■ **WRITTEN EXERCISE**
For this exercise, copy out each line of the material below that includes "icon".

====

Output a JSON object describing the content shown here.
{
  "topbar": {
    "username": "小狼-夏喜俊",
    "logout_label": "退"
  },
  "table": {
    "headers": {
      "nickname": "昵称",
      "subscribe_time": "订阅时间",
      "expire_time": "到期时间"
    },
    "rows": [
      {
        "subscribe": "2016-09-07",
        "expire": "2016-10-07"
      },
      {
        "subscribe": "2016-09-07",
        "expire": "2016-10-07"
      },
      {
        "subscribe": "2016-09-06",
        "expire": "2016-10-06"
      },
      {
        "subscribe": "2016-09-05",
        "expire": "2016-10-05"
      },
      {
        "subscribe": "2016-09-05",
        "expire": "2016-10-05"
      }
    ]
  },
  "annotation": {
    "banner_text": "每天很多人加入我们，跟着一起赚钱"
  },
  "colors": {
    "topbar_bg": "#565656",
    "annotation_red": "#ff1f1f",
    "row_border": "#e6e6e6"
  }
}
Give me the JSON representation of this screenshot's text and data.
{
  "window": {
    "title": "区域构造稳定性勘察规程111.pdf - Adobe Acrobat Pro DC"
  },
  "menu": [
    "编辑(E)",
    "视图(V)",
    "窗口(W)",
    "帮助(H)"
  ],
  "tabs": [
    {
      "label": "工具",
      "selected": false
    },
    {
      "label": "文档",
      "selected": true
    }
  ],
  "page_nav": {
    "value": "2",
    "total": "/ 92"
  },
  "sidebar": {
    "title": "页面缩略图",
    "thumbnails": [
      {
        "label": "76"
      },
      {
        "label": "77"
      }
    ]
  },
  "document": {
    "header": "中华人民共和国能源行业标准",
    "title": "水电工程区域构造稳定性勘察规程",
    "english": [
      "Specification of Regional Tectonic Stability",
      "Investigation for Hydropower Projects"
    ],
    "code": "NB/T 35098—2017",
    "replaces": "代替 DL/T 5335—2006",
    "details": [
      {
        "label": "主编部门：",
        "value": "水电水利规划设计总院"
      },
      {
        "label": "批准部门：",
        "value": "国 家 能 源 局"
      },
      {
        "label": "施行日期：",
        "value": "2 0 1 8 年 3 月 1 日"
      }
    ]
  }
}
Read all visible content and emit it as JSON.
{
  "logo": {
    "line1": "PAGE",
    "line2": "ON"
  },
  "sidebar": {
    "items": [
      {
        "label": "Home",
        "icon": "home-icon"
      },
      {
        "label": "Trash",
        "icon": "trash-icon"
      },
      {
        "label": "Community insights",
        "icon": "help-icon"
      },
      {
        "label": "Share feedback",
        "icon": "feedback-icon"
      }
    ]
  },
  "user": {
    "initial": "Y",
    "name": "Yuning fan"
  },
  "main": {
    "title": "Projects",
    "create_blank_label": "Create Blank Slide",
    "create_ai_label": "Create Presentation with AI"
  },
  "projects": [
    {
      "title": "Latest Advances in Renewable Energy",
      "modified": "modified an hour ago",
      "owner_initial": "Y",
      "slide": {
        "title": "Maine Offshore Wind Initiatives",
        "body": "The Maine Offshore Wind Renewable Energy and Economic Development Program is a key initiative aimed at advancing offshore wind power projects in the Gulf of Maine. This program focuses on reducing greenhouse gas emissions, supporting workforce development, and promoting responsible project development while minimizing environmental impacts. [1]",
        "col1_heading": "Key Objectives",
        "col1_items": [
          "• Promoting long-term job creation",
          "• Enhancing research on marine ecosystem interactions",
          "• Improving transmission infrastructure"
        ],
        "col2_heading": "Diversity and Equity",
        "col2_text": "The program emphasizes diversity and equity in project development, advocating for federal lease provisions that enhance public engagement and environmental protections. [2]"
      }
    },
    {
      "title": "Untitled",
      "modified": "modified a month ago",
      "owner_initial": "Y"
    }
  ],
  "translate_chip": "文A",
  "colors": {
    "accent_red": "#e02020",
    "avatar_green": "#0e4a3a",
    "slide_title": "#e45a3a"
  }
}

====

■ **WRITTEN RESPONSE**
        "icon": "home-icon"
        "icon": "trash-icon"
        "icon": "help-icon"
        "icon": "feedback-icon"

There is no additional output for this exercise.